• Data extract:
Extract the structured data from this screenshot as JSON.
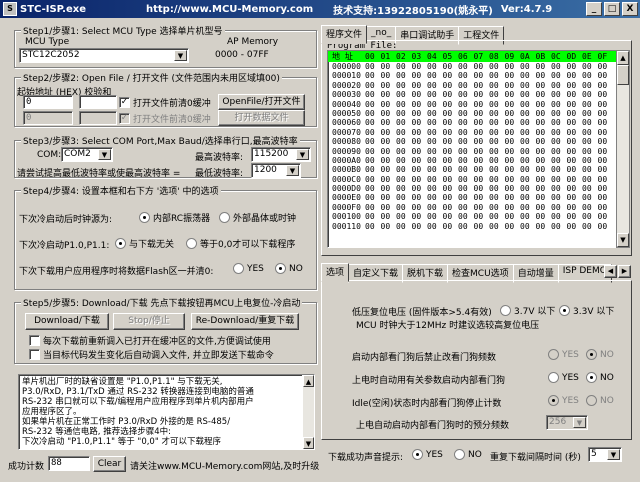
{
  "window": {
    "name": "STC-ISP.exe",
    "url": "http://www.MCU-Memory.com",
    "support": "技术支持:13922805190(姚永平)",
    "version": "Ver:4.7.9",
    "min": "_",
    "max": "□",
    "close": "X"
  },
  "step1": {
    "legend": "Step1/步骤1: Select MCU Type  选择单片机型号",
    "mcu_type_label": "MCU Type",
    "ap_memory_label": "AP Memory",
    "mcu_value": "STC12C2052",
    "ap_range": "0000   -   07FF"
  },
  "step2": {
    "legend": "Step2/步骤2: Open File / 打开文件 (文件范围内未用区域填00)",
    "start_addr_label": "起始地址 (HEX)  校验和",
    "addr1": "0",
    "addr2": "0",
    "chk1_label": "打开文件前清0缓冲",
    "chk2_label": "打开文件前清0缓冲",
    "open_file_btn": "OpenFile/打开文件",
    "open_data_btn": "打开数据文件"
  },
  "step3": {
    "legend": "Step3/步骤3: Select COM Port,Max Baud/选择串行口,最高波特率",
    "com_label": "COM:",
    "com_value": "COM2",
    "max_baud_label": "最高波特率:",
    "max_baud_value": "115200",
    "min_baud_label": "最低波特率:",
    "min_baud_value": "1200",
    "hint": "请尝试提高最低波特率或使最高波特率 ="
  },
  "step4": {
    "legend": "Step4/步骤4: 设置本框和右下方 '选项' 中的选项",
    "clock_label": "下次冷启动后时钟源为:",
    "clock_opt1": "内部RC振荡器",
    "clock_opt2": "外部晶体或时钟",
    "p1_label": "下次冷启动P1.0,P1.1:",
    "p1_opt1": "与下载无关",
    "p1_opt2": "等于0,0才可以下载程序",
    "flash_label": "下次下载用户应用程序时将数据Flash区一并清0:",
    "yes": "YES",
    "no": "NO"
  },
  "step5": {
    "legend": "Step5/步骤5: Download/下载  先点下载按钮再MCU上电复位-冷启动",
    "download_btn": "Download/下载",
    "stop_btn": "Stop/停止",
    "redownload_btn": "Re-Download/重复下载",
    "chk1_label": "每次下载前重新调入已打开在缓冲区的文件,方便调试使用",
    "chk2_label": "当目标代码发生变化后自动调入文件, 并立即发送下载命令"
  },
  "info_lines": [
    "   单片机出厂时的缺省设置是 \"P1.0,P1.1\" 与下载无关,",
    "P3.0/RxD, P3.1/TxD 通过 RS-232 转换器连接到电脑的普通",
    "RS-232 串口就可以下载/编程用户应用程序到单片机内部用户",
    "应用程序区了。",
    "   如果单片机在正常工作时 P3.0/RxD 外接的是 RS-485/",
    "RS-232 等通信电路, 推荐选择步骤4中:",
    "   下次冷启动 \"P1.0,P1.1\" 等于 \"0,0\" 才可以下载程序"
  ],
  "status": {
    "count_label": "成功计数",
    "count_value": "88",
    "clear_btn": "Clear",
    "notice": "请关注www.MCU-Memory.com网站,及时升级"
  },
  "right_tabs": [
    "程序文件",
    "_no_",
    "串口调试助手",
    "工程文件"
  ],
  "hex": {
    "program_file_label": "Program File:",
    "addr_header": "地 址",
    "col_headers": [
      "00",
      "01",
      "02",
      "03",
      "04",
      "05",
      "06",
      "07",
      "08",
      "09",
      "0A",
      "0B",
      "0C",
      "0D",
      "0E",
      "0F"
    ],
    "rows": [
      "000000",
      "000010",
      "000020",
      "000030",
      "000040",
      "000050",
      "000060",
      "000070",
      "000080",
      "000090",
      "0000A0",
      "0000B0",
      "0000C0",
      "0000D0",
      "0000E0",
      "0000F0",
      "000100",
      "000110"
    ],
    "cell": "00"
  },
  "opt_tabs": [
    "选项",
    "自定义下载",
    "脱机下载",
    "检查MCU选项",
    "自动增量",
    "ISP DEMO"
  ],
  "options": {
    "lvd_label": "低压复位电压 (固件版本>5.4有效)",
    "lvd_opt1": "3.7V 以下",
    "lvd_opt2": "3.3V 以下",
    "lvd_note": "MCU 时钟大于12MHz 时建议选较高复位电压",
    "wdt_start_label": "启动内部看门狗后禁止改看门狗频数",
    "wdt_power_label": "上电时自动用有关参数启动内部看门狗",
    "idle_label": "Idle(空闲)状态时内部看门狗停止计数",
    "prescale_label": "上电自动启动内部看门狗时的预分频数",
    "prescale_value": "256",
    "yes": "YES",
    "no": "NO"
  },
  "sound": {
    "label": "下载成功声音提示:",
    "yes": "YES",
    "no": "NO",
    "interval_label": "重复下载间隔时间 (秒)",
    "interval_value": "5"
  }
}
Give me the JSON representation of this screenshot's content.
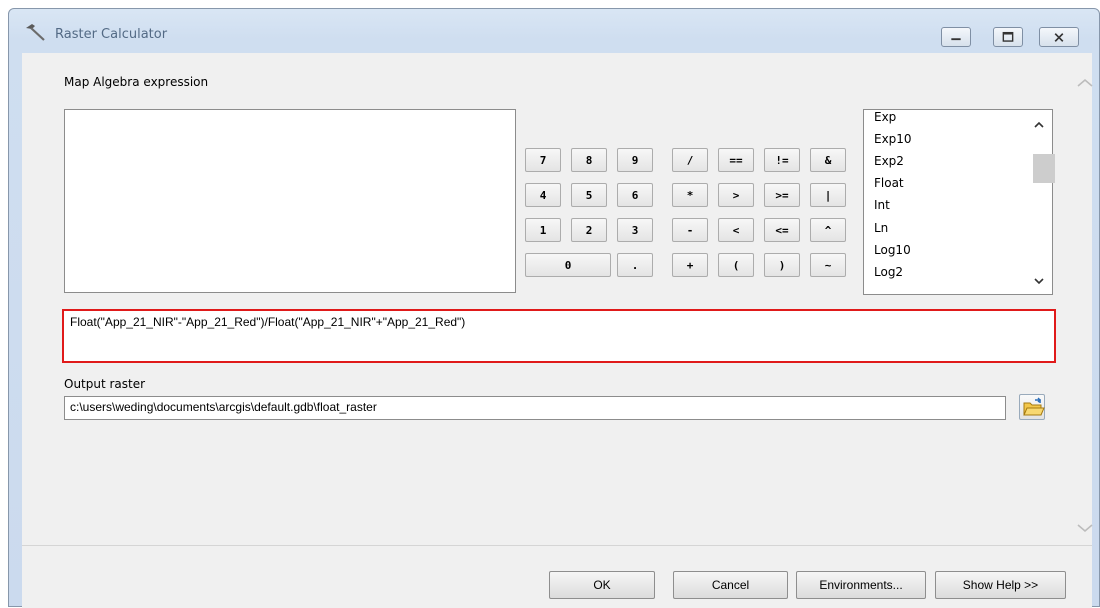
{
  "window": {
    "title": "Raster Calculator"
  },
  "expression_section": {
    "label": "Map Algebra expression"
  },
  "calculator": {
    "rows": [
      [
        "7",
        "8",
        "9",
        "/",
        "==",
        "!=",
        "&"
      ],
      [
        "4",
        "5",
        "6",
        "*",
        ">",
        ">=",
        "|"
      ],
      [
        "1",
        "2",
        "3",
        "-",
        "<",
        "<=",
        "^"
      ],
      [
        "0",
        ".",
        "+",
        "(",
        ")",
        "~"
      ]
    ]
  },
  "functions": {
    "items": [
      "Exp",
      "Exp10",
      "Exp2",
      "Float",
      "Int",
      "Ln",
      "Log10",
      "Log2"
    ]
  },
  "expression": {
    "value": "Float(\"App_21_NIR\"-\"App_21_Red\")/Float(\"App_21_NIR\"+\"App_21_Red\")"
  },
  "output": {
    "label": "Output raster",
    "value": "c:\\users\\weding\\documents\\arcgis\\default.gdb\\float_raster"
  },
  "buttons": {
    "ok": "OK",
    "cancel": "Cancel",
    "environments": "Environments...",
    "help": "Show Help >>"
  },
  "colors": {
    "highlight": "#e01a1a",
    "titlebar": "#d9e6f4"
  },
  "icons": {
    "window": "hammer-icon",
    "browse": "open-folder-icon"
  }
}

• The exercise:
Take every line containing the word "Memory" and copy it.

• Answer to the problem:
    "url": "http://www.MCU-Memory.com",
    "ap_memory_label": "AP Memory",
    "notice": "请关注www.MCU-Memory.com网站,及时升级"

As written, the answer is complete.